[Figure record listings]
• • • • • • •

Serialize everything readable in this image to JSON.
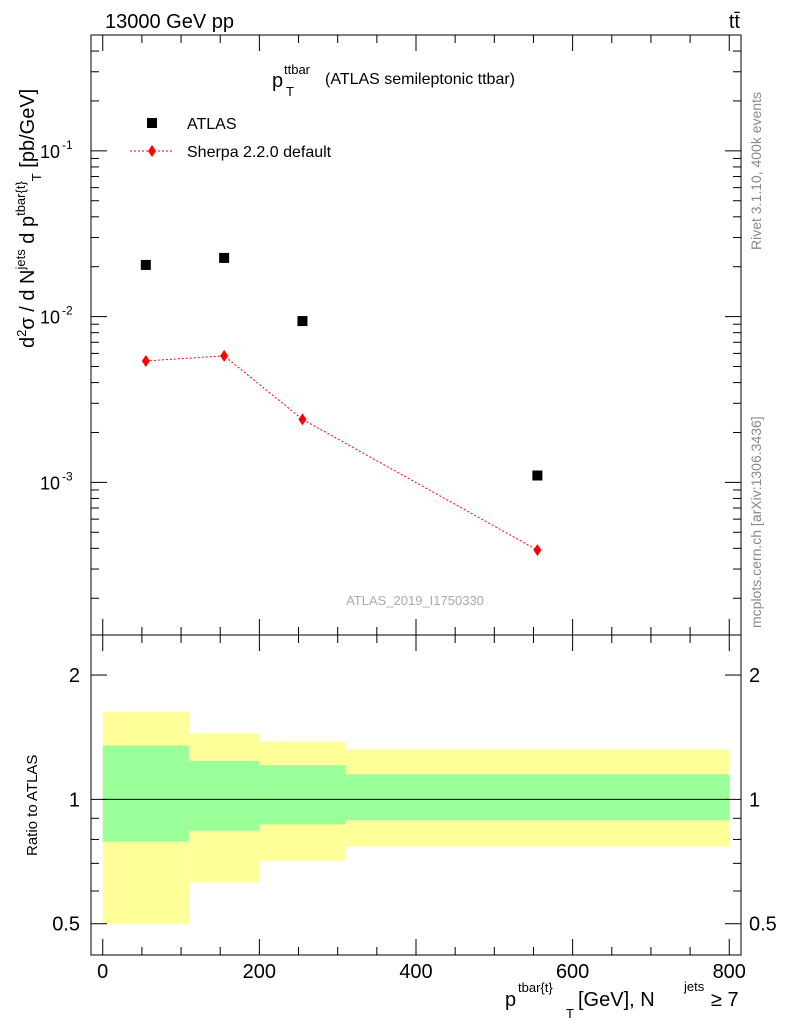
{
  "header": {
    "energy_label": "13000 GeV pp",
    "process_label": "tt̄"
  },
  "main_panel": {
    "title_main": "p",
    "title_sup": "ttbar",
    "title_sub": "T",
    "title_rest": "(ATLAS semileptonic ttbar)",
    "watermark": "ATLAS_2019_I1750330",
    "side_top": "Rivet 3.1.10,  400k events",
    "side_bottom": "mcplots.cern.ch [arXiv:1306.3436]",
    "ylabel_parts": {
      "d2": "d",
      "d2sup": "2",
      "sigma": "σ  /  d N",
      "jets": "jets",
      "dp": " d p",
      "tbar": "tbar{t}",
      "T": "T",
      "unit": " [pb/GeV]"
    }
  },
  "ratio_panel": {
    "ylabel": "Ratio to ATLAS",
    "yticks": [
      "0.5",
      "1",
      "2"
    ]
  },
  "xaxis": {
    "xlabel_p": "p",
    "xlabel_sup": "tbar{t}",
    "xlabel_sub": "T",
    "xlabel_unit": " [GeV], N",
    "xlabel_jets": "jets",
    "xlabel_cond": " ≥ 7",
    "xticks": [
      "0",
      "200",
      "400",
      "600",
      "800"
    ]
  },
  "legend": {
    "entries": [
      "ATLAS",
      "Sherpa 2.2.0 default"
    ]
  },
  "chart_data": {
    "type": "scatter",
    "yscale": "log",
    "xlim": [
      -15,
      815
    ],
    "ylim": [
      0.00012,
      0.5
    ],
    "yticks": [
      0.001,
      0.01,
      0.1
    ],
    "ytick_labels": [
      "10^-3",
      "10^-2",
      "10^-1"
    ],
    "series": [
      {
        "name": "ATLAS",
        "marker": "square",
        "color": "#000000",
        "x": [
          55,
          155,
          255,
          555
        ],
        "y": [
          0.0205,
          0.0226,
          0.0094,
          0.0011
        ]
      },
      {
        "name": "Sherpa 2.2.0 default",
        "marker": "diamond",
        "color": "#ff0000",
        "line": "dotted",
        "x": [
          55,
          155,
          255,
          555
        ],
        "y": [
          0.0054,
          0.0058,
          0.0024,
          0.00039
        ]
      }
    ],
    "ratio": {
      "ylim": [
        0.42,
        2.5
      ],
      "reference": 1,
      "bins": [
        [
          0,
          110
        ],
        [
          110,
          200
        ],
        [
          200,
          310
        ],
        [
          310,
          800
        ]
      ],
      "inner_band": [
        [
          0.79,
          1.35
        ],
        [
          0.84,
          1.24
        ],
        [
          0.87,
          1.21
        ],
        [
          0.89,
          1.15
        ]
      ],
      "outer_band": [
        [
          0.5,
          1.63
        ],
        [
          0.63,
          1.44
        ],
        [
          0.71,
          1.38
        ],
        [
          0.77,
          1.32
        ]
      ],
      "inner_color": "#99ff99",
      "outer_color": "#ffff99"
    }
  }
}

• • • • • • •

DIRECTIONS FOR THIS TASK
Every record above should come back exactly, but without its pictures.

ANSWER TO THE EXERCISE
Serialize everything readable in this image to JSON.
{
  "header": {
    "energy_label": "13000 GeV pp",
    "process_label": "tt̄"
  },
  "main_panel": {
    "title_main": "p",
    "title_sup": "ttbar",
    "title_sub": "T",
    "title_rest": "(ATLAS semileptonic ttbar)",
    "watermark": "ATLAS_2019_I1750330",
    "side_top": "Rivet 3.1.10,  400k events",
    "side_bottom": "mcplots.cern.ch [arXiv:1306.3436]",
    "ylabel_parts": {
      "d2": "d",
      "d2sup": "2",
      "sigma": "σ  /  d N",
      "jets": "jets",
      "dp": " d p",
      "tbar": "tbar{t}",
      "T": "T",
      "unit": " [pb/GeV]"
    }
  },
  "ratio_panel": {
    "ylabel": "Ratio to ATLAS",
    "yticks": [
      "0.5",
      "1",
      "2"
    ]
  },
  "xaxis": {
    "xlabel_p": "p",
    "xlabel_sup": "tbar{t}",
    "xlabel_sub": "T",
    "xlabel_unit": " [GeV], N",
    "xlabel_jets": "jets",
    "xlabel_cond": " ≥ 7",
    "xticks": [
      "0",
      "200",
      "400",
      "600",
      "800"
    ]
  },
  "legend": {
    "entries": [
      "ATLAS",
      "Sherpa 2.2.0 default"
    ]
  },
  "chart_data": {
    "type": "scatter",
    "yscale": "log",
    "xlim": [
      -15,
      815
    ],
    "ylim": [
      0.00012,
      0.5
    ],
    "yticks": [
      0.001,
      0.01,
      0.1
    ],
    "ytick_labels": [
      "10^-3",
      "10^-2",
      "10^-1"
    ],
    "series": [
      {
        "name": "ATLAS",
        "marker": "square",
        "color": "#000000",
        "x": [
          55,
          155,
          255,
          555
        ],
        "y": [
          0.0205,
          0.0226,
          0.0094,
          0.0011
        ]
      },
      {
        "name": "Sherpa 2.2.0 default",
        "marker": "diamond",
        "color": "#ff0000",
        "line": "dotted",
        "x": [
          55,
          155,
          255,
          555
        ],
        "y": [
          0.0054,
          0.0058,
          0.0024,
          0.00039
        ]
      }
    ],
    "ratio": {
      "ylim": [
        0.42,
        2.5
      ],
      "reference": 1,
      "bins": [
        [
          0,
          110
        ],
        [
          110,
          200
        ],
        [
          200,
          310
        ],
        [
          310,
          800
        ]
      ],
      "inner_band": [
        [
          0.79,
          1.35
        ],
        [
          0.84,
          1.24
        ],
        [
          0.87,
          1.21
        ],
        [
          0.89,
          1.15
        ]
      ],
      "outer_band": [
        [
          0.5,
          1.63
        ],
        [
          0.63,
          1.44
        ],
        [
          0.71,
          1.38
        ],
        [
          0.77,
          1.32
        ]
      ],
      "inner_color": "#99ff99",
      "outer_color": "#ffff99"
    }
  }
}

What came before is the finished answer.